> **Job**
Reproduce all records exactly.

> **Given information**
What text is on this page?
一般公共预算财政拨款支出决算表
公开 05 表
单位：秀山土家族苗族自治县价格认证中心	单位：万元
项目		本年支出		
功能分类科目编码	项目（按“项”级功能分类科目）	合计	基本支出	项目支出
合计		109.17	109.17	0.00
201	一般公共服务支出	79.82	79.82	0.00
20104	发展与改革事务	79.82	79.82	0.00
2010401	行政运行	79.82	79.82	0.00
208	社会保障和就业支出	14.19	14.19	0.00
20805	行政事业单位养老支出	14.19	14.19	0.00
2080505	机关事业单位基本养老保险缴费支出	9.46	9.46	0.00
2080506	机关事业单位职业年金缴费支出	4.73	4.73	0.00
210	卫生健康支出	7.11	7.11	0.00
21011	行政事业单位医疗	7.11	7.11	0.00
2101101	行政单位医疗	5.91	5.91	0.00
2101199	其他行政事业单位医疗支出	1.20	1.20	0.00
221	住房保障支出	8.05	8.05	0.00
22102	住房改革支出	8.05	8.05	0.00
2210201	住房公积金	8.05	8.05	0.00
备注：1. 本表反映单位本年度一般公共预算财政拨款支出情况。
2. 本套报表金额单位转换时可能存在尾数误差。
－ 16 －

> **Finished exercise**
What text is on this page?
一般公共预算财政拨款支出决算表
公开 05 表
单位：秀山土家族苗族自治县价格认证中心	单位：万元
项目		本年支出		
功能分类科目编码	项目（按“项”级功能分类科目）	合计	基本支出	项目支出
合计		109.17	109.17	0.00
201	一般公共服务支出	79.82	79.82	0.00
20104	发展与改革事务	79.82	79.82	0.00
2010401	行政运行	79.82	79.82	0.00
208	社会保障和就业支出	14.19	14.19	0.00
20805	行政事业单位养老支出	14.19	14.19	0.00
2080505	机关事业单位基本养老保险缴费支出	9.46	9.46	0.00
2080506	机关事业单位职业年金缴费支出	4.73	4.73	0.00
210	卫生健康支出	7.11	7.11	0.00
21011	行政事业单位医疗	7.11	7.11	0.00
2101101	行政单位医疗	5.91	5.91	0.00
2101199	其他行政事业单位医疗支出	1.20	1.20	0.00
221	住房保障支出	8.05	8.05	0.00
22102	住房改革支出	8.05	8.05	0.00
2210201	住房公积金	8.05	8.05	0.00
备注：1. 本表反映单位本年度一般公共预算财政拨款支出情况。
2. 本套报表金额单位转换时可能存在尾数误差。
－ 16 －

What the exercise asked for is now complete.